Start of Exercise inputs

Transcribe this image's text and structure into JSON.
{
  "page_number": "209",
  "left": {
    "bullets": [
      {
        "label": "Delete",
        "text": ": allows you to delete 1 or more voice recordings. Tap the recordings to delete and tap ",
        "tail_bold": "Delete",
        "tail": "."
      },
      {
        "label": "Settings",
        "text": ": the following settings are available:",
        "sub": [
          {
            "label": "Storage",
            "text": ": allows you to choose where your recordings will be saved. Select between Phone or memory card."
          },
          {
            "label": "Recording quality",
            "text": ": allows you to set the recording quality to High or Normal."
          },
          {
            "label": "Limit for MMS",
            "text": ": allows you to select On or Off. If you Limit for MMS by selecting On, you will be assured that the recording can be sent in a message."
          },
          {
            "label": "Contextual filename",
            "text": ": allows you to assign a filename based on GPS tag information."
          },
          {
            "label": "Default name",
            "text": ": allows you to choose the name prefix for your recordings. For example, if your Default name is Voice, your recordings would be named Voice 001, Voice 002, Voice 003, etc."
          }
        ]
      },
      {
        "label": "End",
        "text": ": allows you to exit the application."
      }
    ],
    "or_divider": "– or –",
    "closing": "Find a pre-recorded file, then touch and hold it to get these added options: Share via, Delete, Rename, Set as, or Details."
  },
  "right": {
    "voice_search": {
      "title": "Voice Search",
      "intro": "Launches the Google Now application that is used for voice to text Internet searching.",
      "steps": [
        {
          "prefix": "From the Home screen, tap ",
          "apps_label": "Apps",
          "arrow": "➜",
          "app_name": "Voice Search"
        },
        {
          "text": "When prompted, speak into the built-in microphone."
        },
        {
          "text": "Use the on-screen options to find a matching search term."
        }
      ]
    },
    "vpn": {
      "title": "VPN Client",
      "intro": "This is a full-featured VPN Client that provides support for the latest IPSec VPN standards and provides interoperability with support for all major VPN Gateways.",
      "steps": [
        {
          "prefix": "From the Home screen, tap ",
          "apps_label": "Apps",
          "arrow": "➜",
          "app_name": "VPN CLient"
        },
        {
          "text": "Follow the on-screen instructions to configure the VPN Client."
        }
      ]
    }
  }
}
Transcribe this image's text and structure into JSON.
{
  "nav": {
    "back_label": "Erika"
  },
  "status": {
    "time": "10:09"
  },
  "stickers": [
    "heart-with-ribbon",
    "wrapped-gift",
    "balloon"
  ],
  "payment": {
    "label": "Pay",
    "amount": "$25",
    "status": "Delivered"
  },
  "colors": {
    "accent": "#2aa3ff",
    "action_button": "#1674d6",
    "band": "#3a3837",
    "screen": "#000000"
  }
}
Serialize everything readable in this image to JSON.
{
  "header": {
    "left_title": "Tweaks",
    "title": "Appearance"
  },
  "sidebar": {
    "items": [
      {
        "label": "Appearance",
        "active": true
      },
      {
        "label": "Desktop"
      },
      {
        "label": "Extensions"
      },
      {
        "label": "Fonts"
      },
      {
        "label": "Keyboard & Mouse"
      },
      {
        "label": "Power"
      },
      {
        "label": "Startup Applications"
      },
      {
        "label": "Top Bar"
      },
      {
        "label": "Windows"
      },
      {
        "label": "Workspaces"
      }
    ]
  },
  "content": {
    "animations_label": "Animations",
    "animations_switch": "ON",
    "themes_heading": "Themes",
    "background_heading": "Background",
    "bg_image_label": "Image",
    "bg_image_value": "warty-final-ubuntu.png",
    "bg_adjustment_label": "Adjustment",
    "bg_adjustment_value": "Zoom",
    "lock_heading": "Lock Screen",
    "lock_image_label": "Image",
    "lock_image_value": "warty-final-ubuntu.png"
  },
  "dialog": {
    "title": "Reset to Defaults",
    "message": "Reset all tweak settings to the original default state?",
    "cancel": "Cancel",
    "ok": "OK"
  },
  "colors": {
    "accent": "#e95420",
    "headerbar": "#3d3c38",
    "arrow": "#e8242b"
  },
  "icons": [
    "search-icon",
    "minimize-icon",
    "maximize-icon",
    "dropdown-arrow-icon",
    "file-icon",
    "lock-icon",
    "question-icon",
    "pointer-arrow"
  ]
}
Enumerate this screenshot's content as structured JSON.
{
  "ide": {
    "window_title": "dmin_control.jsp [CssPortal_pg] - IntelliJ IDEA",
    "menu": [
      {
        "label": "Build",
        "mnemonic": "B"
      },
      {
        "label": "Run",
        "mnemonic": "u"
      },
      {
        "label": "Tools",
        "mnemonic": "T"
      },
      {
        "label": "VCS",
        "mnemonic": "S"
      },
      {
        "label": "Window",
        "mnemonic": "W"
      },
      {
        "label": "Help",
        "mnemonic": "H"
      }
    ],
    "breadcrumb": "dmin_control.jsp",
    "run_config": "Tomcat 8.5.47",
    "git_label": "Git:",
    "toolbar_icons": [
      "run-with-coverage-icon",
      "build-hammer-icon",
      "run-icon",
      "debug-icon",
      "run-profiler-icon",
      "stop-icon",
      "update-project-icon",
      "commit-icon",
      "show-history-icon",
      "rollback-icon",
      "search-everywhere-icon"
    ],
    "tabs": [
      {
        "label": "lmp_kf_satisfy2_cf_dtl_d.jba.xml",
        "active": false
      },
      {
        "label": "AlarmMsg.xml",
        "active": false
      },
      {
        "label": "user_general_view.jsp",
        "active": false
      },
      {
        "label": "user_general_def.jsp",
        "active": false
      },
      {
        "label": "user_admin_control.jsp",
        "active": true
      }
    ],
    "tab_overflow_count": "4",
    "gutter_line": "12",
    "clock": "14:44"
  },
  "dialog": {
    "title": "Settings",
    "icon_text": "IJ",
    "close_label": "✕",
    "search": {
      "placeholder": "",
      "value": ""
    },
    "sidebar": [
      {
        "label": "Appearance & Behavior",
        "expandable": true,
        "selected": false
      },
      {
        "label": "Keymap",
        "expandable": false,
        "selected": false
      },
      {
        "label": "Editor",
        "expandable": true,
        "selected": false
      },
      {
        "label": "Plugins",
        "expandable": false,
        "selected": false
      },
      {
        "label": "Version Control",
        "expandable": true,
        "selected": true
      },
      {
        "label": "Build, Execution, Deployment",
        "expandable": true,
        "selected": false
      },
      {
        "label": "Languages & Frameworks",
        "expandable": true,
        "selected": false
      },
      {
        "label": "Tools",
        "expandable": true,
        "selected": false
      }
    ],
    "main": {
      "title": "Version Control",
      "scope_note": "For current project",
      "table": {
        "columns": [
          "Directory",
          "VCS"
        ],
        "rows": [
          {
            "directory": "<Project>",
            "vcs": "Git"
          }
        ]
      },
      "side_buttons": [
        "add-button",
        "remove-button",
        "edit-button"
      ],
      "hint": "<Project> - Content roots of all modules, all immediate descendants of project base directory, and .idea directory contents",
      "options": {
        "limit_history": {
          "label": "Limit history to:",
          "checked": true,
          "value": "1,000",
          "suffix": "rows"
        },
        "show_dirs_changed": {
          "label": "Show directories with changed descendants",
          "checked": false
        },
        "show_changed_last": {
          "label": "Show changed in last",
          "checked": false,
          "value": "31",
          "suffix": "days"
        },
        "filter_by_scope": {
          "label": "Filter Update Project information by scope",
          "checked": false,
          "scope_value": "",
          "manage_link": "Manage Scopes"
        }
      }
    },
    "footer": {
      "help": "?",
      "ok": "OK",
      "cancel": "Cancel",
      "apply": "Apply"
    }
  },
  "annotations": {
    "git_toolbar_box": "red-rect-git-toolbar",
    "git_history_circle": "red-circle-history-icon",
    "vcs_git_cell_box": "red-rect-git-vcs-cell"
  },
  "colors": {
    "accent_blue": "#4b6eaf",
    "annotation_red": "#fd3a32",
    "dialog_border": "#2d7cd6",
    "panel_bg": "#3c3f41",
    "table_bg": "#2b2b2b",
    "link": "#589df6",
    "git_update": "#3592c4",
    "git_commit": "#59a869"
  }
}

End of Exercise inputs

* Direction
Read the entries and pick out all lines that include the word "recordings".

* Exercise result
        "text": ": allows you to delete 1 or more voice recordings. Tap the recordings to delete and tap ",
            "text": ": allows you to choose where your recordings will be saved. Select between Phone or memory card."
            "text": ": allows you to choose the name prefix for your recordings. For example, if your Default name is Voice, your recordings would be named Voice 001, Voice 002, Voice 003, etc."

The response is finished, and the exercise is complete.